▶ _PROBLEM STATEMENT_
Review the material line by line. Identify and copy every line that contains the string "this".

☆ ☆ ☆ ☆ ☆

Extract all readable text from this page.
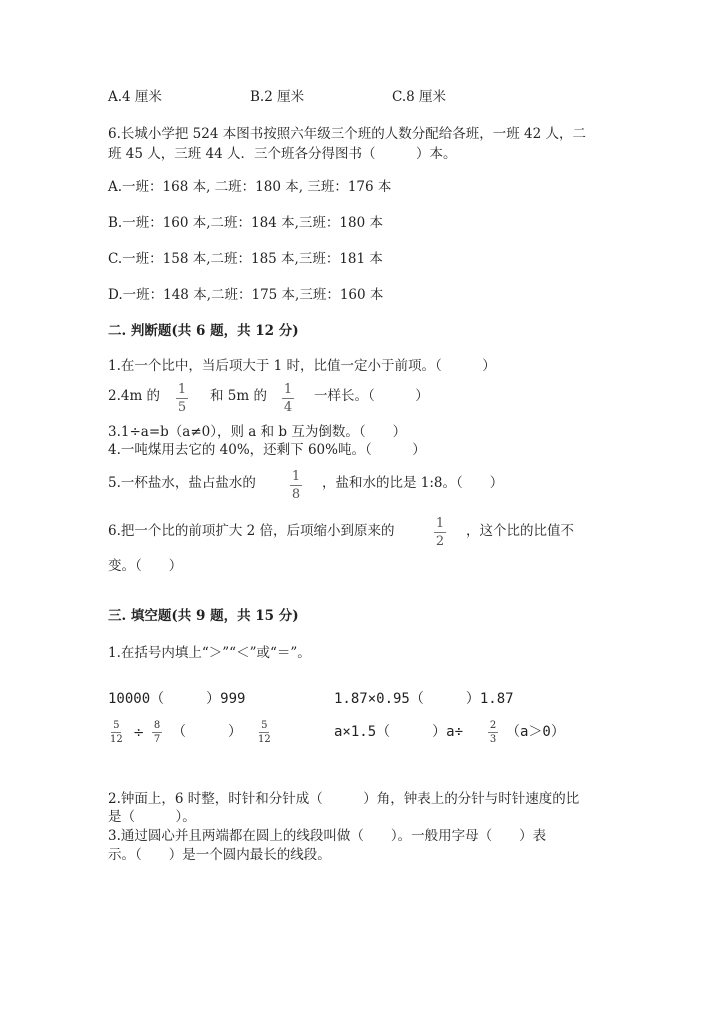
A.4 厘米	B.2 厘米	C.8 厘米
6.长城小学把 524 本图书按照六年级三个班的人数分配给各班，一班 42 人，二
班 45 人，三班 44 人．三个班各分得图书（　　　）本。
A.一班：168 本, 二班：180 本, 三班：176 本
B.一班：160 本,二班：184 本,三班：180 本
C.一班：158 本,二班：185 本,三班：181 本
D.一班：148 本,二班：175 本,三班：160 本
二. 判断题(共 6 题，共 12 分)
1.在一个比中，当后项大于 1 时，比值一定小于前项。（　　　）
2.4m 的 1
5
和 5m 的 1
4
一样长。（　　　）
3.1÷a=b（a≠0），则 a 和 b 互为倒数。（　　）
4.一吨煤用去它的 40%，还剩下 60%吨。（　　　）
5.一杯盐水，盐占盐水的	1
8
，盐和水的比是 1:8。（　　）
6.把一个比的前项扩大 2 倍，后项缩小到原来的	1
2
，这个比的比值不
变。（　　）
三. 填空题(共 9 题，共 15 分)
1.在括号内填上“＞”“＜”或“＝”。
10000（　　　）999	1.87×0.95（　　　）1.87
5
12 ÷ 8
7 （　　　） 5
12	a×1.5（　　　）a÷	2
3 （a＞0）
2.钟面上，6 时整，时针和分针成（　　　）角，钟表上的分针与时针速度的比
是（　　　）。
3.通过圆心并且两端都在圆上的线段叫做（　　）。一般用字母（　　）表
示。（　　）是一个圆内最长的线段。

☆ ☆ ☆ ☆ ☆

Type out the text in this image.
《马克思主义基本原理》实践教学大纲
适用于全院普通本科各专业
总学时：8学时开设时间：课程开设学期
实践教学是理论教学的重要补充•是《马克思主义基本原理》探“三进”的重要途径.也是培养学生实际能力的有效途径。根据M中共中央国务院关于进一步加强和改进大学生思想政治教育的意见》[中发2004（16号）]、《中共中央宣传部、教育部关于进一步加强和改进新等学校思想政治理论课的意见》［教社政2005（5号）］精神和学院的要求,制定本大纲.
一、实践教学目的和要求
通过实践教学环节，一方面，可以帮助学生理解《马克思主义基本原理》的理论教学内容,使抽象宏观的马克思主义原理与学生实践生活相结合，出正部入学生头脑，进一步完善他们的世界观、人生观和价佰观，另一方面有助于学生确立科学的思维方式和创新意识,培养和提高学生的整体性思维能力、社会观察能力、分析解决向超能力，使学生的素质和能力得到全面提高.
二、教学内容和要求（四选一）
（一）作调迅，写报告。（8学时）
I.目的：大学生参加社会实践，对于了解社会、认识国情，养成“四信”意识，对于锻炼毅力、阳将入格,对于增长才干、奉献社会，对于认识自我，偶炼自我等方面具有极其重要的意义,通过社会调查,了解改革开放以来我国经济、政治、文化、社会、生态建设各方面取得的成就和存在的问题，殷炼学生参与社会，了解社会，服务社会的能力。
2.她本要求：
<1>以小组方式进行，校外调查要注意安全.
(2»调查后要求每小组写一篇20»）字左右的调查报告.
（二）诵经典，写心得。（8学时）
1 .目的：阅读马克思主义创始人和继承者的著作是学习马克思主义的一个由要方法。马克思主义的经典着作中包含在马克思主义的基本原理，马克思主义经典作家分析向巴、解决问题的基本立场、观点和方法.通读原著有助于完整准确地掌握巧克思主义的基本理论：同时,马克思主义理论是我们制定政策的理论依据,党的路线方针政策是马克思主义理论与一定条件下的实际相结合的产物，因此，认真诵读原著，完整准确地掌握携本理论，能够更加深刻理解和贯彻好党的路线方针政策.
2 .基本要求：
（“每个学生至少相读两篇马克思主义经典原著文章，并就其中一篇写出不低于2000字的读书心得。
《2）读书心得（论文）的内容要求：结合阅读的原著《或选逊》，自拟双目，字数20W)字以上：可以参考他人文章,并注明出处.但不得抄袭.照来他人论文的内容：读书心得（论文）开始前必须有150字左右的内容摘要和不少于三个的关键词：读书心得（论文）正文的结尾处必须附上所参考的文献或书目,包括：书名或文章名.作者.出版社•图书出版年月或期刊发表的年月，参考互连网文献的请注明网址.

☆ ☆ ☆ ☆ ☆

▶ _CORRECT OUTPUT_
Extract all readable text from this page.
Type out the text in this image.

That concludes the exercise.